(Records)
........

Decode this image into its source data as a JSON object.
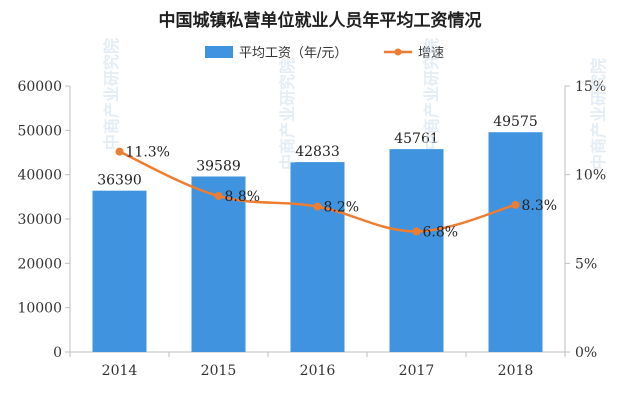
{
  "chart_data": {
    "type": "bar",
    "title": "中国城镇私营单位就业人员年平均工资情况",
    "categories": [
      "2014",
      "2015",
      "2016",
      "2017",
      "2018"
    ],
    "series": [
      {
        "name": "平均工资（年/元）",
        "type": "bar",
        "axis": "left",
        "values": [
          36390,
          39589,
          42833,
          45761,
          49575
        ],
        "labels": [
          "36390",
          "39589",
          "42833",
          "45761",
          "49575"
        ]
      },
      {
        "name": "增速",
        "type": "line",
        "axis": "right",
        "values": [
          11.3,
          8.8,
          8.2,
          6.8,
          8.3
        ],
        "labels": [
          "11.3%",
          "8.8%",
          "8.2%",
          "6.8%",
          "8.3%"
        ]
      }
    ],
    "ylim": [
      0,
      60000
    ],
    "y_ticks": [
      "0",
      "10000",
      "20000",
      "30000",
      "40000",
      "50000",
      "60000"
    ],
    "y2lim": [
      0,
      15
    ],
    "y2_ticks": [
      "0%",
      "5%",
      "10%",
      "15%"
    ],
    "legend_position": "top",
    "grid": false,
    "colors": {
      "bar": "#3f93df",
      "line": "#ed7d31",
      "axis": "#bfbfbf"
    }
  },
  "watermark": "中商产业研究院"
}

........

- **Task to complete**
Leave the pictures out and reproduce all of the records exactly.

- **Written response**
Decode this image into its source data as a JSON object.
{
  "chart_data": {
    "type": "bar",
    "title": "中国城镇私营单位就业人员年平均工资情况",
    "categories": [
      "2014",
      "2015",
      "2016",
      "2017",
      "2018"
    ],
    "series": [
      {
        "name": "平均工资（年/元）",
        "type": "bar",
        "axis": "left",
        "values": [
          36390,
          39589,
          42833,
          45761,
          49575
        ],
        "labels": [
          "36390",
          "39589",
          "42833",
          "45761",
          "49575"
        ]
      },
      {
        "name": "增速",
        "type": "line",
        "axis": "right",
        "values": [
          11.3,
          8.8,
          8.2,
          6.8,
          8.3
        ],
        "labels": [
          "11.3%",
          "8.8%",
          "8.2%",
          "6.8%",
          "8.3%"
        ]
      }
    ],
    "ylim": [
      0,
      60000
    ],
    "y_ticks": [
      "0",
      "10000",
      "20000",
      "30000",
      "40000",
      "50000",
      "60000"
    ],
    "y2lim": [
      0,
      15
    ],
    "y2_ticks": [
      "0%",
      "5%",
      "10%",
      "15%"
    ],
    "legend_position": "top",
    "grid": false,
    "colors": {
      "bar": "#3f93df",
      "line": "#ed7d31",
      "axis": "#bfbfbf"
    }
  },
  "watermark": "中商产业研究院"
}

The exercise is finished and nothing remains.